Stored records
* BEGIN *

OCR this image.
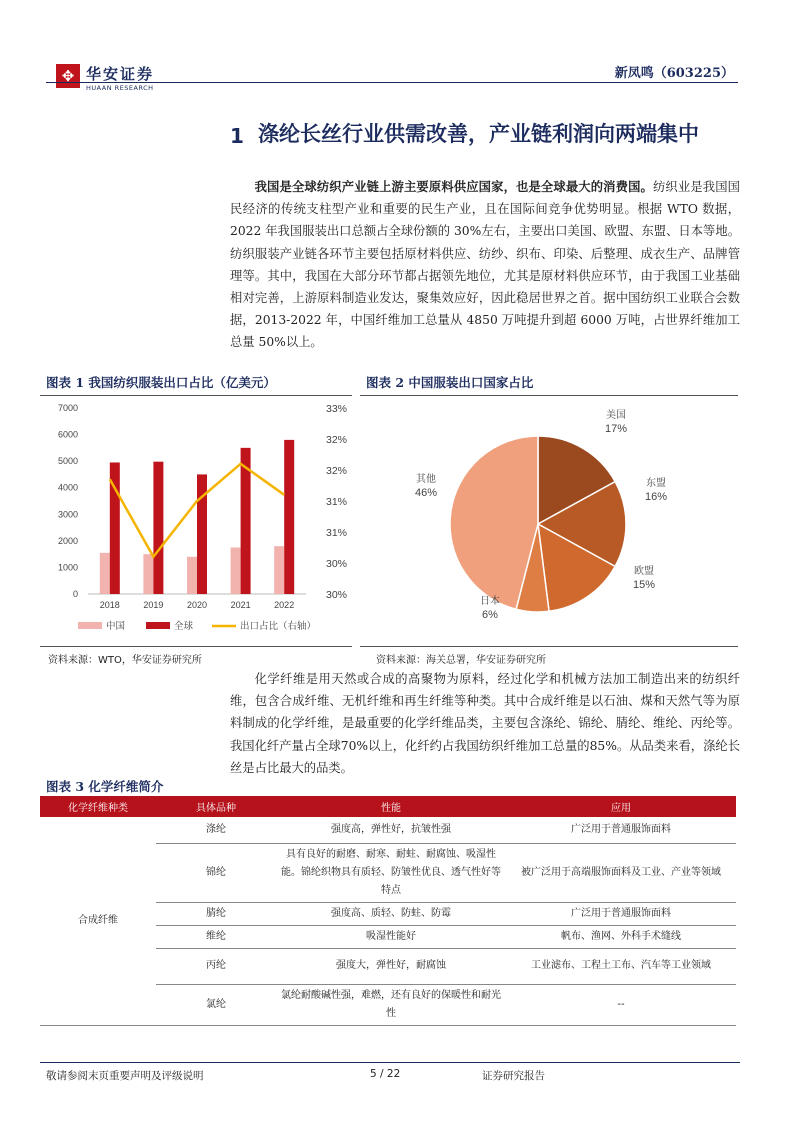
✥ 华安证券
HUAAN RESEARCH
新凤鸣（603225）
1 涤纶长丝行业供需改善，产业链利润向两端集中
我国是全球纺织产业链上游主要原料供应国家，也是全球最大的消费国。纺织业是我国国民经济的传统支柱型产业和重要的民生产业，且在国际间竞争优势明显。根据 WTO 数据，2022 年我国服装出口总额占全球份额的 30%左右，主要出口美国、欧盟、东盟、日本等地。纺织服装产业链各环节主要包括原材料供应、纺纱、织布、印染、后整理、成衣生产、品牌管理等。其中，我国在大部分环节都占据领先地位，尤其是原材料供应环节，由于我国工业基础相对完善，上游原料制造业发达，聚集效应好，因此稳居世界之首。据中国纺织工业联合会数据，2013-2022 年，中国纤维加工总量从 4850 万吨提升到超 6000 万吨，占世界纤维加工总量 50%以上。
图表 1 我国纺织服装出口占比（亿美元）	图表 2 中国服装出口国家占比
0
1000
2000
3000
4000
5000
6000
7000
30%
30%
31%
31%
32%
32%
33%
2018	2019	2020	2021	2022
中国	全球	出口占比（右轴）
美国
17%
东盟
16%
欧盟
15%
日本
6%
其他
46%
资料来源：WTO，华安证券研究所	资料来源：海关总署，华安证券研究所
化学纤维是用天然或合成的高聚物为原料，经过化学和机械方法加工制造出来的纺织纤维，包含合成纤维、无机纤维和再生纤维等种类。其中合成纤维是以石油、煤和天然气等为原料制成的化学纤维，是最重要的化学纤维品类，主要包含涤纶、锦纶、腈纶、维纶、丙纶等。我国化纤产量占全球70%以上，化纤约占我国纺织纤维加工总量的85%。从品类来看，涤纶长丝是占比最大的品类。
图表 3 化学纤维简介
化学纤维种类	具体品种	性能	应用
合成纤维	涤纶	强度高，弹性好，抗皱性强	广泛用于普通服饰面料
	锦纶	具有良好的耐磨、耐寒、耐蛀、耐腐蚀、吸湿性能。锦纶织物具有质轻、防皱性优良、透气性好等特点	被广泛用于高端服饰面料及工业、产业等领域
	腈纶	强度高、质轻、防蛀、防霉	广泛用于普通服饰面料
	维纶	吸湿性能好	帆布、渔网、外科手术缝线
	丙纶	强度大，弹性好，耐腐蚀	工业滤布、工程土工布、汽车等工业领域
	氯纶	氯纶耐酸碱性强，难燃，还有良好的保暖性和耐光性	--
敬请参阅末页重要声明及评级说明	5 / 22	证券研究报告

* END *

Required work -> Take the listing above and restate it word for word, without its pictures.

Exercise output ->
OCR this image.
✥ 华安证券
HUAAN RESEARCH
新凤鸣（603225）
1 涤纶长丝行业供需改善，产业链利润向两端集中
我国是全球纺织产业链上游主要原料供应国家，也是全球最大的消费国。纺织业是我国国民经济的传统支柱型产业和重要的民生产业，且在国际间竞争优势明显。根据 WTO 数据，2022 年我国服装出口总额占全球份额的 30%左右，主要出口美国、欧盟、东盟、日本等地。纺织服装产业链各环节主要包括原材料供应、纺纱、织布、印染、后整理、成衣生产、品牌管理等。其中，我国在大部分环节都占据领先地位，尤其是原材料供应环节，由于我国工业基础相对完善，上游原料制造业发达，聚集效应好，因此稳居世界之首。据中国纺织工业联合会数据，2013-2022 年，中国纤维加工总量从 4850 万吨提升到超 6000 万吨，占世界纤维加工总量 50%以上。
图表 1 我国纺织服装出口占比（亿美元）	图表 2 中国服装出口国家占比
0
1000
2000
3000
4000
5000
6000
7000
30%
30%
31%
31%
32%
32%
33%
2018	2019	2020	2021	2022
中国	全球	出口占比（右轴）
美国
17%
东盟
16%
欧盟
15%
日本
6%
其他
46%
资料来源：WTO，华安证券研究所	资料来源：海关总署，华安证券研究所
化学纤维是用天然或合成的高聚物为原料，经过化学和机械方法加工制造出来的纺织纤维，包含合成纤维、无机纤维和再生纤维等种类。其中合成纤维是以石油、煤和天然气等为原料制成的化学纤维，是最重要的化学纤维品类，主要包含涤纶、锦纶、腈纶、维纶、丙纶等。我国化纤产量占全球70%以上，化纤约占我国纺织纤维加工总量的85%。从品类来看，涤纶长丝是占比最大的品类。
图表 3 化学纤维简介
化学纤维种类	具体品种	性能	应用
合成纤维	涤纶	强度高，弹性好，抗皱性强	广泛用于普通服饰面料
	锦纶	具有良好的耐磨、耐寒、耐蛀、耐腐蚀、吸湿性能。锦纶织物具有质轻、防皱性优良、透气性好等特点	被广泛用于高端服饰面料及工业、产业等领域
	腈纶	强度高、质轻、防蛀、防霉	广泛用于普通服饰面料
	维纶	吸湿性能好	帆布、渔网、外科手术缝线
	丙纶	强度大，弹性好，耐腐蚀	工业滤布、工程土工布、汽车等工业领域
	氯纶	氯纶耐酸碱性强，难燃，还有良好的保暖性和耐光性	--
敬请参阅末页重要声明及评级说明	5 / 22	证券研究报告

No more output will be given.